The records:
(begin)

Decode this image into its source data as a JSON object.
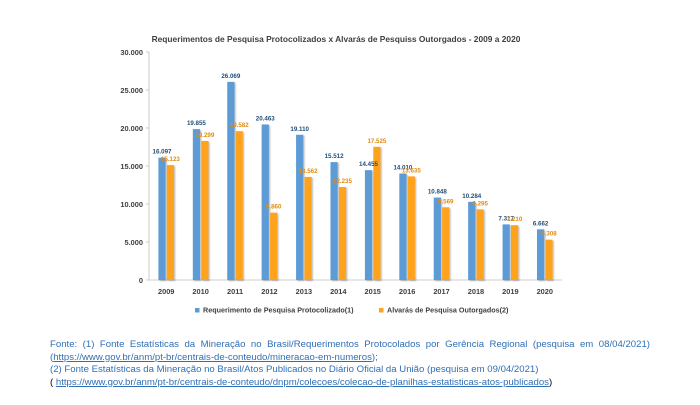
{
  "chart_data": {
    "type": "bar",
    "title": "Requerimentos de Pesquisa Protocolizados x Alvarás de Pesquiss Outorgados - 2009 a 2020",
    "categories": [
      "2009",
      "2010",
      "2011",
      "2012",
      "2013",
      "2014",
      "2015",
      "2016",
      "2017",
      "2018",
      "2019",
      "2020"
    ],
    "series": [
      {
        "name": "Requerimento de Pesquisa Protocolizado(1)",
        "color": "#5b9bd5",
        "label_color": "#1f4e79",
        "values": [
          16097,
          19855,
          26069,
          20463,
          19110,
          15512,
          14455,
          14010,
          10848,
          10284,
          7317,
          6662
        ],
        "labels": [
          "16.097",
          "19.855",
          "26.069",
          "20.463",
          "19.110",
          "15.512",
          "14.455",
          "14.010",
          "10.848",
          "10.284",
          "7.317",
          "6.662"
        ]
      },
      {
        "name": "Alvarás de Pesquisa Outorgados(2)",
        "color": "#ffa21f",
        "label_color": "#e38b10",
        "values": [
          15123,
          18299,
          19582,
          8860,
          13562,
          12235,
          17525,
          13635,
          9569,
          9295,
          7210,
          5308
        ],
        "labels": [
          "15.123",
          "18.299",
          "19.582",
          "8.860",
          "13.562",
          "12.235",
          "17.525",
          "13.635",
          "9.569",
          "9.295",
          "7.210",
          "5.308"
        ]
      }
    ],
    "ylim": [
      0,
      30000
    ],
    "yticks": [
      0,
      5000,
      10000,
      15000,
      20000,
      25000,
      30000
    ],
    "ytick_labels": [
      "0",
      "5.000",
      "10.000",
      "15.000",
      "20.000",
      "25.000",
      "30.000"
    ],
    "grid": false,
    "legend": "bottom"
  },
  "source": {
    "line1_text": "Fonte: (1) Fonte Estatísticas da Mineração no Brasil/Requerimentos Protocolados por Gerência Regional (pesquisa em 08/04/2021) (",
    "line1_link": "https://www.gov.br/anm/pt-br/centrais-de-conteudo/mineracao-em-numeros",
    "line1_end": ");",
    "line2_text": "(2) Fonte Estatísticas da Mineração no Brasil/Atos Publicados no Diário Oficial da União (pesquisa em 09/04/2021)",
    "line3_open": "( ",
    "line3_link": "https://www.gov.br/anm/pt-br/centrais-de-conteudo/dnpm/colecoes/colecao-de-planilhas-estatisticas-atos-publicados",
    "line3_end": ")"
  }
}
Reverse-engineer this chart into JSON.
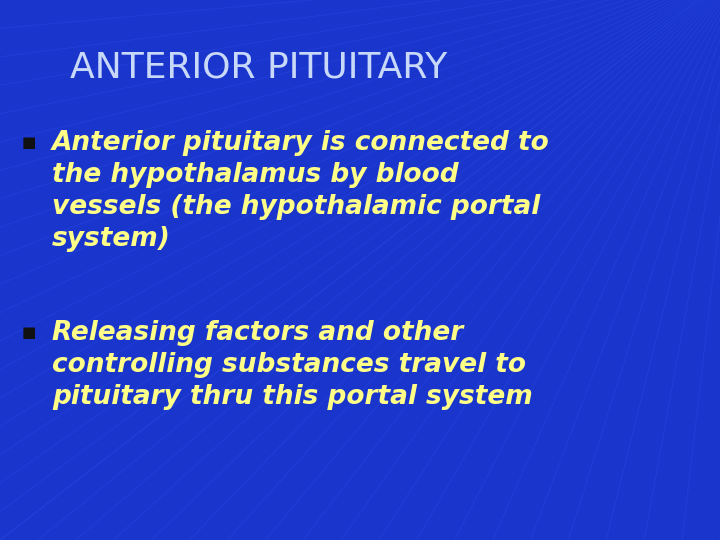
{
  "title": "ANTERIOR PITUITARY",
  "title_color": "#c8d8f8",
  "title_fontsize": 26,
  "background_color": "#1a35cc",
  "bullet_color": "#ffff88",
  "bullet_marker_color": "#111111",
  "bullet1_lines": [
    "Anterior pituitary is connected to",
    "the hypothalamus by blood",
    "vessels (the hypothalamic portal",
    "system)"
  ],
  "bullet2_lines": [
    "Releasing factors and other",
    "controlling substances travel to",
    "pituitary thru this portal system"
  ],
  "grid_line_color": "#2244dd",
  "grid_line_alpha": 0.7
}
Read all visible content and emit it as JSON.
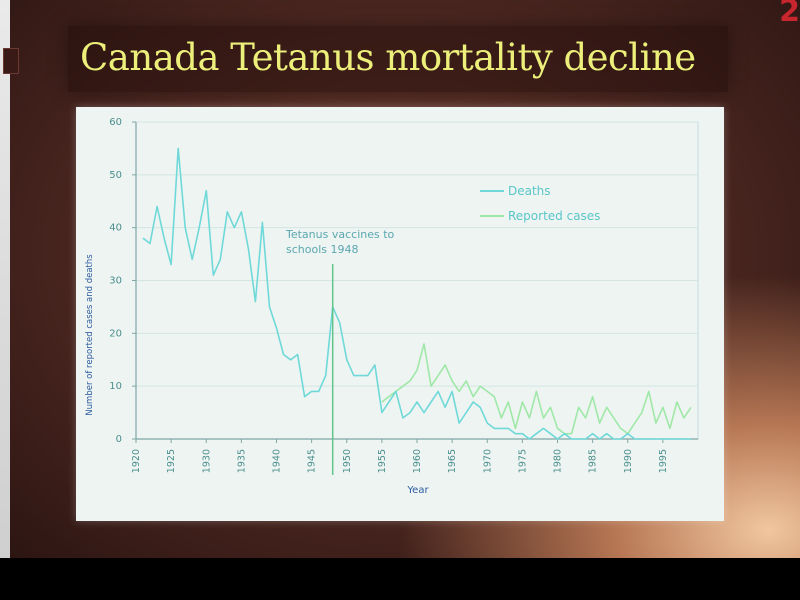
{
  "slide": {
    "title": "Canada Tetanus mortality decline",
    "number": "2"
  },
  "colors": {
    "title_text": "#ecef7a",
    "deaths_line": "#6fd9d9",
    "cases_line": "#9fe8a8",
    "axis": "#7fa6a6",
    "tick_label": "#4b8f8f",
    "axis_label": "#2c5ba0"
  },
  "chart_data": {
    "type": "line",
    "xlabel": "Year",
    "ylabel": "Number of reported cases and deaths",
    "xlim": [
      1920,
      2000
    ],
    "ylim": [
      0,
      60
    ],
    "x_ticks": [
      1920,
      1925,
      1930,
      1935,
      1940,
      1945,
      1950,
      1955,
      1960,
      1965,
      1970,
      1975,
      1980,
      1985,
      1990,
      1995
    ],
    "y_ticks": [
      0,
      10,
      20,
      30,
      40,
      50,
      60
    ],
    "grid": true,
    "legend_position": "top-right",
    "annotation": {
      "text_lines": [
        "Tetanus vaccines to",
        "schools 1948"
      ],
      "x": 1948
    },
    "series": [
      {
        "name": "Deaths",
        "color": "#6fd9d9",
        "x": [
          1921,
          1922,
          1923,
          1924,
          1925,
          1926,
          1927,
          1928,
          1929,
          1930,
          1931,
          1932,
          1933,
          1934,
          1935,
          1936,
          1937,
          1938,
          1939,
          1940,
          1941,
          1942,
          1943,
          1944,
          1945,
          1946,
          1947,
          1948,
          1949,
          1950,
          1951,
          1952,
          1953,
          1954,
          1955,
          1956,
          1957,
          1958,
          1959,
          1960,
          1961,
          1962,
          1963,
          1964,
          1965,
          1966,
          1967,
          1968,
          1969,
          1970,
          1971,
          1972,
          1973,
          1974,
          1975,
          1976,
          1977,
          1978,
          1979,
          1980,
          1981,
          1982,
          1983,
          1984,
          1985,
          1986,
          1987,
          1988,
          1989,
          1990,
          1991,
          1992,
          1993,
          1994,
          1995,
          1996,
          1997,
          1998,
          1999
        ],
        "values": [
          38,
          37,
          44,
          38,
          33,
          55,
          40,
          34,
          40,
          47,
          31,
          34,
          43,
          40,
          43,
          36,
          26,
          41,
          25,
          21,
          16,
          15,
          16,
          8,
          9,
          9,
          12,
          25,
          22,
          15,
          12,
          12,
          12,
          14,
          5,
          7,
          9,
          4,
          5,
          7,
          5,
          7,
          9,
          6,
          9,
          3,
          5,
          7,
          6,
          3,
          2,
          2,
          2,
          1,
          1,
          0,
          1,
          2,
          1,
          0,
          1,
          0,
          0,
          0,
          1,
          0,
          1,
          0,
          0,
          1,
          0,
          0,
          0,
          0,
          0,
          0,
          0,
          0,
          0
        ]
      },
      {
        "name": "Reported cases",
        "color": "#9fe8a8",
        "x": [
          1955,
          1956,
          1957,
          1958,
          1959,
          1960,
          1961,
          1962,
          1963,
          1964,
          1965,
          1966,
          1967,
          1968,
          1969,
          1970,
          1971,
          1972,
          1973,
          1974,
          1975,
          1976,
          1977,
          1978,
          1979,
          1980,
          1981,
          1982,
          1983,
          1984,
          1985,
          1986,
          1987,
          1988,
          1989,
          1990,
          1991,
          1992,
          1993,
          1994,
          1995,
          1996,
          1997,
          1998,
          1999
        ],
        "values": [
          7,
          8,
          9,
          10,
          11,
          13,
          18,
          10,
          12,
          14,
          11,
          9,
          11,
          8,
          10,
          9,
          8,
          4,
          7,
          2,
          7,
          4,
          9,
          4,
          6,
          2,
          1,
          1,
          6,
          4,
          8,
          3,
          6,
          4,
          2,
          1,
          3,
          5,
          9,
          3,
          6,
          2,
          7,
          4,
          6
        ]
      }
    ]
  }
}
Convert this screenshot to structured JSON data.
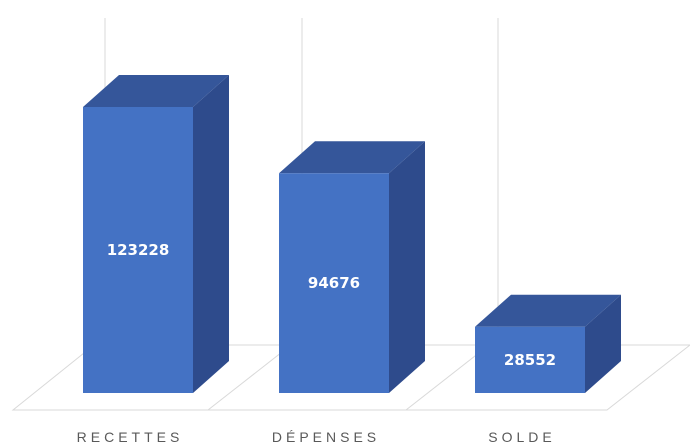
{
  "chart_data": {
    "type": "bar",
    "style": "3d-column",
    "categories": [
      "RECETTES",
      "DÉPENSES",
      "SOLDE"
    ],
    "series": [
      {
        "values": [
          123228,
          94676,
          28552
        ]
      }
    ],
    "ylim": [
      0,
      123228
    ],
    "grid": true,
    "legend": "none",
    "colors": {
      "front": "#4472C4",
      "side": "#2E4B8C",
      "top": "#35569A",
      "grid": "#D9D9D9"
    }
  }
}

(end)

What is being asked: Find every line in the records above that contains the word "conteudo", and copy each one.

Complete answer:
    "line1_link": "https://www.gov.br/anm/pt-br/centrais-de-conteudo/mineracao-em-numeros",
    "line3_link": "https://www.gov.br/anm/pt-br/centrais-de-conteudo/dnpm/colecoes/colecao-de-planilhas-estatisticas-atos-publicados",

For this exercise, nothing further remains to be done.